***** Input rows

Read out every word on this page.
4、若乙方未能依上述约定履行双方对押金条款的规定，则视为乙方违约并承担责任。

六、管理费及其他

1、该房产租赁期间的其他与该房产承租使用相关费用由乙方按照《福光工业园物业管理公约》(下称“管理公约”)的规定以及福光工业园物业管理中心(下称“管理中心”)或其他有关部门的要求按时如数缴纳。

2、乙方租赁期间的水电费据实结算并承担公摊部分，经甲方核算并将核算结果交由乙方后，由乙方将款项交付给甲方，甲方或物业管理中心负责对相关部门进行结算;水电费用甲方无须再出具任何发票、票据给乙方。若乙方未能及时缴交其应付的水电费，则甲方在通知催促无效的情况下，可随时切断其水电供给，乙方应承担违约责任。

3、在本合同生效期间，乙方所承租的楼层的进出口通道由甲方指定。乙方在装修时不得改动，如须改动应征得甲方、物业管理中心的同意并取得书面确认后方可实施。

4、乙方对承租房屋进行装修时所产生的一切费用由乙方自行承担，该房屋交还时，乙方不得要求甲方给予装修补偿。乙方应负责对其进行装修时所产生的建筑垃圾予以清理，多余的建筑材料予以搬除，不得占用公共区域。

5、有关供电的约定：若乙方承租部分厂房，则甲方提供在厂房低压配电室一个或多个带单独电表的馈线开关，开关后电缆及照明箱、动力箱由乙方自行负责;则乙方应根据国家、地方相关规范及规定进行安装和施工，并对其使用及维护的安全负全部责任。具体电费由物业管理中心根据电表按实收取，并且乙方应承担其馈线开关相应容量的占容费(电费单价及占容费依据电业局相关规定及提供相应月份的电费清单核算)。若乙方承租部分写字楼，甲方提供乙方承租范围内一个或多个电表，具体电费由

**********

• **Given problem**
Extract all of the data shown above and repeat it verbatim.

• **Problem solution**
Read out every word on this page.
4、若乙方未能依上述约定履行双方对押金条款的规定，则视为乙方违约并承担责任。

六、管理费及其他

1、该房产租赁期间的其他与该房产承租使用相关费用由乙方按照《福光工业园物业管理公约》(下称“管理公约”)的规定以及福光工业园物业管理中心(下称“管理中心”)或其他有关部门的要求按时如数缴纳。

2、乙方租赁期间的水电费据实结算并承担公摊部分，经甲方核算并将核算结果交由乙方后，由乙方将款项交付给甲方，甲方或物业管理中心负责对相关部门进行结算;水电费用甲方无须再出具任何发票、票据给乙方。若乙方未能及时缴交其应付的水电费，则甲方在通知催促无效的情况下，可随时切断其水电供给，乙方应承担违约责任。

3、在本合同生效期间，乙方所承租的楼层的进出口通道由甲方指定。乙方在装修时不得改动，如须改动应征得甲方、物业管理中心的同意并取得书面确认后方可实施。

4、乙方对承租房屋进行装修时所产生的一切费用由乙方自行承担，该房屋交还时，乙方不得要求甲方给予装修补偿。乙方应负责对其进行装修时所产生的建筑垃圾予以清理，多余的建筑材料予以搬除，不得占用公共区域。

5、有关供电的约定：若乙方承租部分厂房，则甲方提供在厂房低压配电室一个或多个带单独电表的馈线开关，开关后电缆及照明箱、动力箱由乙方自行负责;则乙方应根据国家、地方相关规范及规定进行安装和施工，并对其使用及维护的安全负全部责任。具体电费由物业管理中心根据电表按实收取，并且乙方应承担其馈线开关相应容量的占容费(电费单价及占容费依据电业局相关规定及提供相应月份的电费清单核算)。若乙方承租部分写字楼，甲方提供乙方承租范围内一个或多个电表，具体电费由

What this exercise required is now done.